→ Task to complete: Where a line of the data holds the word "boshqa", copy that line.

---- Data under study

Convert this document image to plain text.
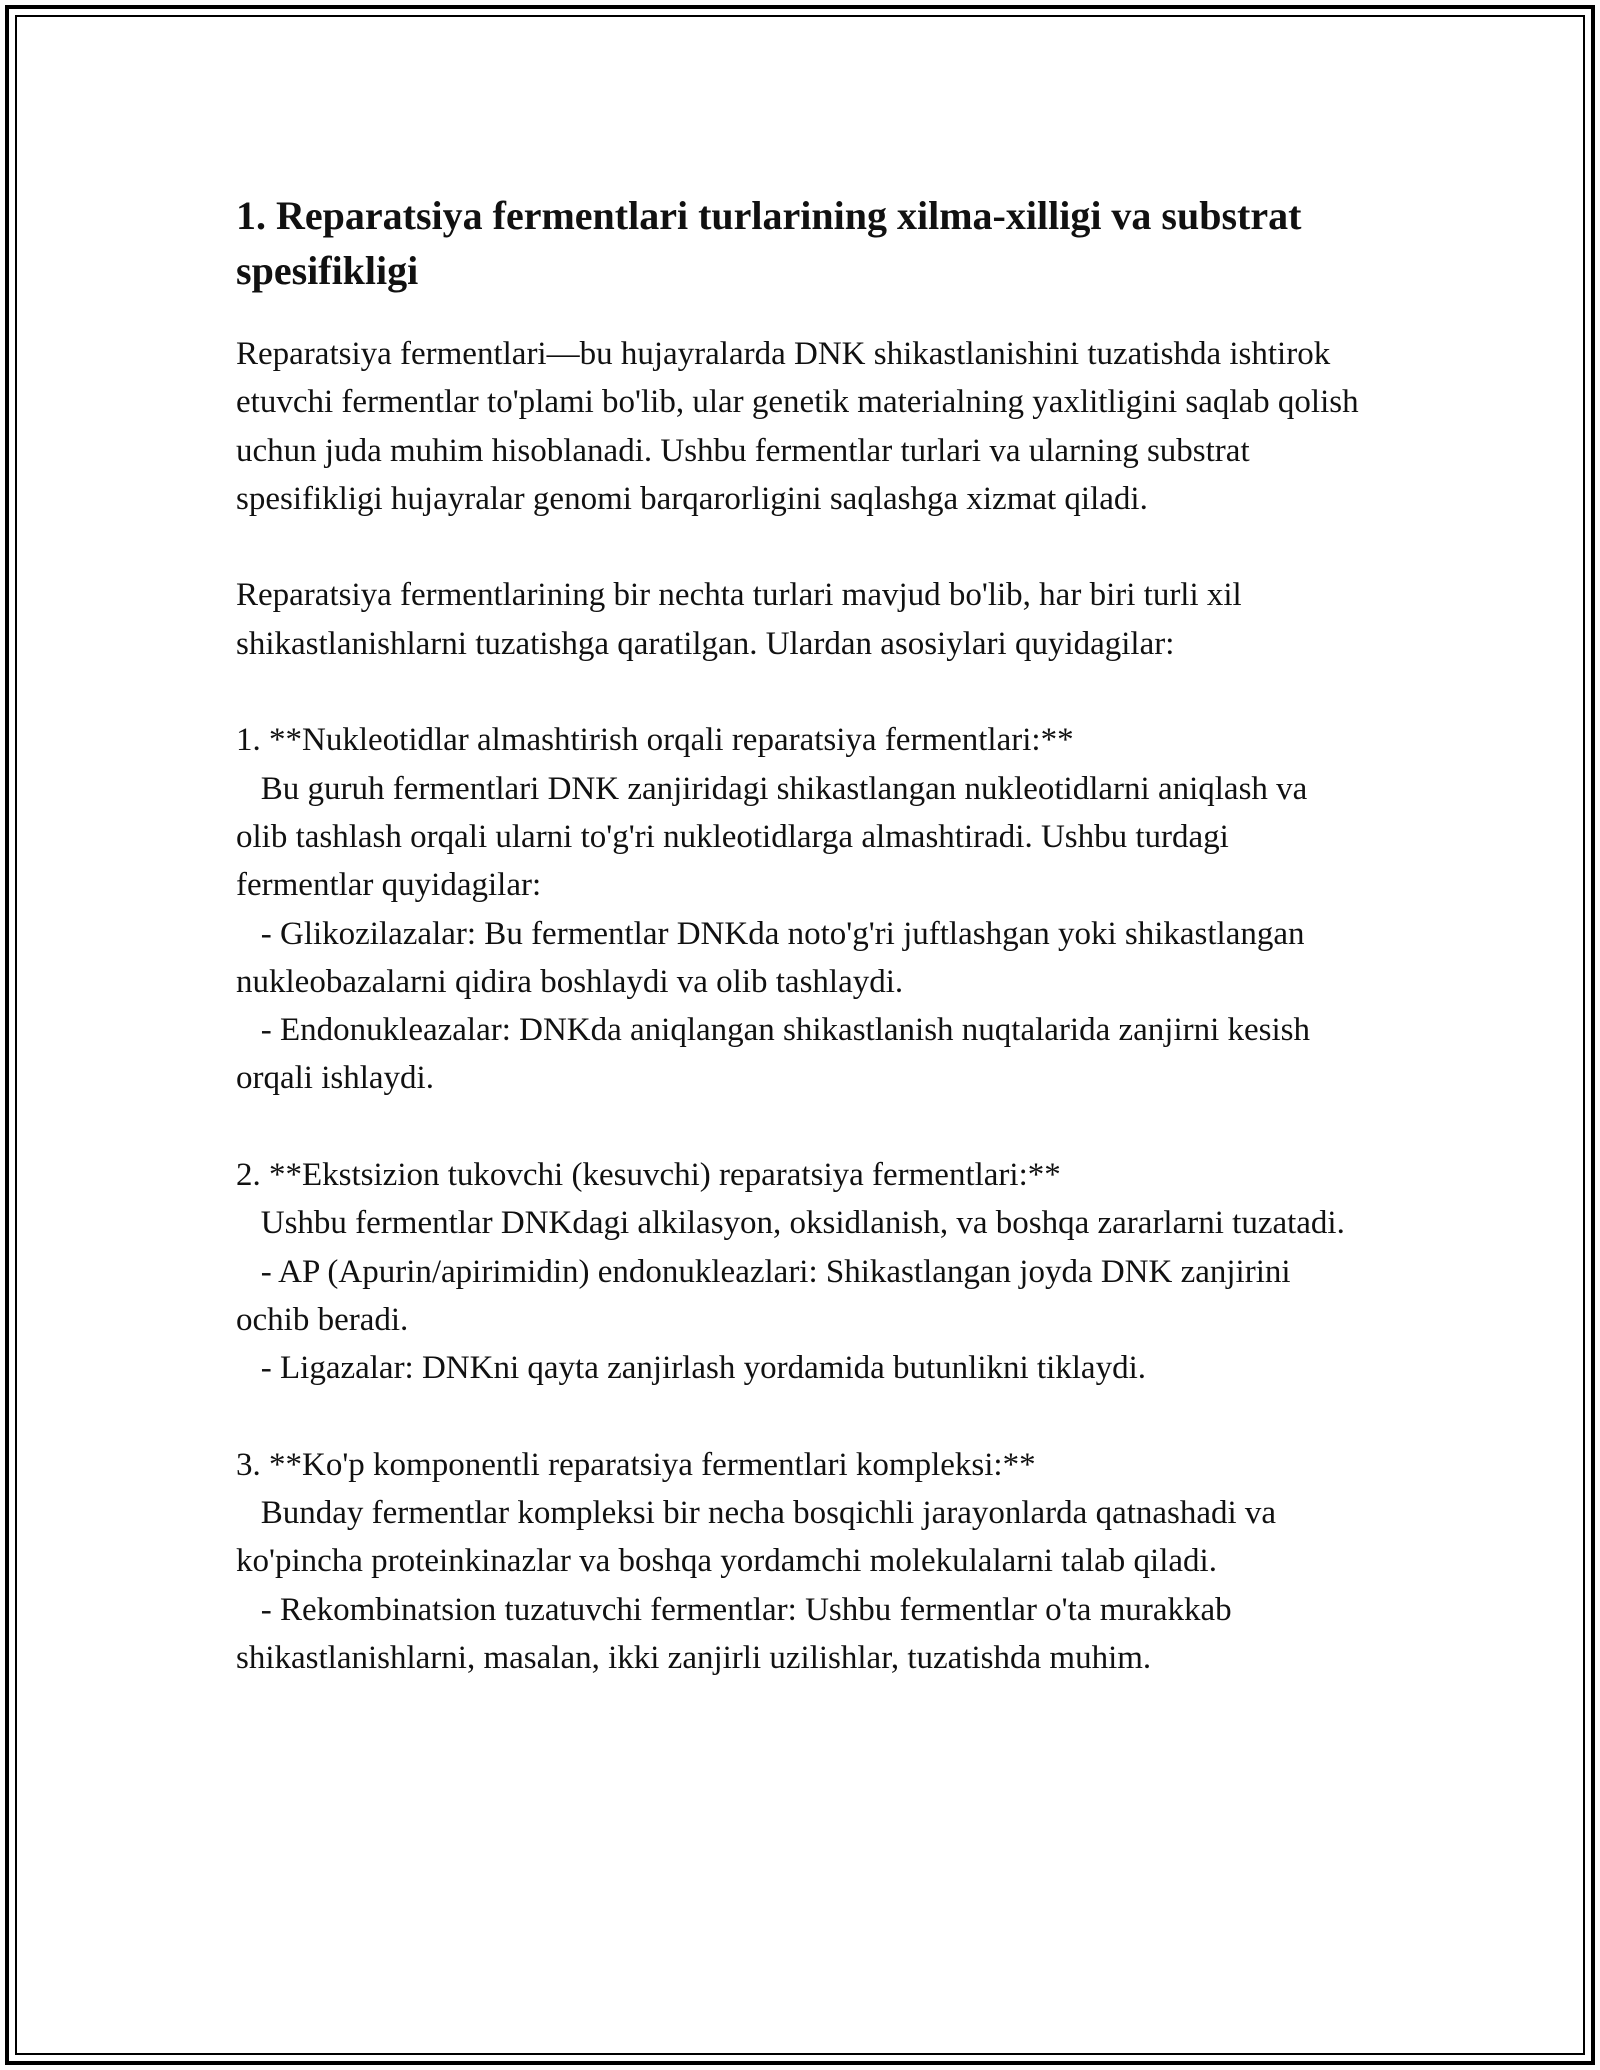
1. Reparatsiya fermentlari turlarining xilma-xilligi va substrat spesifikligi

Reparatsiya fermentlari—bu hujayralarda DNK shikastlanishini tuzatishda ishtirok etuvchi fermentlar to'plami bo'lib, ular genetik materialning yaxlitligini saqlab qolish uchun juda muhim hisoblanadi. Ushbu fermentlar turlari va ularning substrat spesifikligi hujayralar genomi barqarorligini saqlashga xizmat qiladi.

Reparatsiya fermentlarining bir nechta turlari mavjud bo'lib, har biri turli xil shikastlanishlarni tuzatishga qaratilgan. Ulardan asosiylari quyidagilar:

1. **Nukleotidlar almashtirish orqali reparatsiya fermentlari:**

Bu guruh fermentlari DNK zanjiridagi shikastlangan nukleotidlarni aniqlash va olib tashlash orqali ularni to'g'ri nukleotidlarga almashtiradi. Ushbu turdagi fermentlar quyidagilar:

- Glikozilazalar: Bu fermentlar DNKda noto'g'ri juftlashgan yoki shikastlangan nukleobazalarni qidira boshlaydi va olib tashlaydi.

- Endonukleazalar: DNKda aniqlangan shikastlanish nuqtalarida zanjirni kesish orqali ishlaydi.

2. **Ekstsizion tukovchi (kesuvchi) reparatsiya fermentlari:**

Ushbu fermentlar DNKdagi alkilasyon, oksidlanish, va boshqa zararlarni tuzatadi.

- AP (Apurin/apirimidin) endonukleazlari: Shikastlangan joyda DNK zanjirini ochib beradi.

- Ligazalar: DNKni qayta zanjirlash yordamida butunlikni tiklaydi.

3. **Ko'p komponentli reparatsiya fermentlari kompleksi:**

Bunday fermentlar kompleksi bir necha bosqichli jarayonlarda qatnashadi va ko'pincha proteinkinazlar va boshqa yordamchi molekulalarni talab qiladi.

- Rekombinatsion tuzatuvchi fermentlar: Ushbu fermentlar o'ta murakkab shikastlanishlarni, masalan, ikki zanjirli uzilishlar, tuzatishda muhim.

--------

→ Solved exercise:
Ushbu fermentlar DNKdagi alkilasyon, oksidlanish, va boshqa zararlarni tuzatadi.
Bunday fermentlar kompleksi bir necha bosqichli jarayonlarda qatnashadi va ko'pincha proteinkinazlar va boshqa yordamchi molekulalarni talab qiladi.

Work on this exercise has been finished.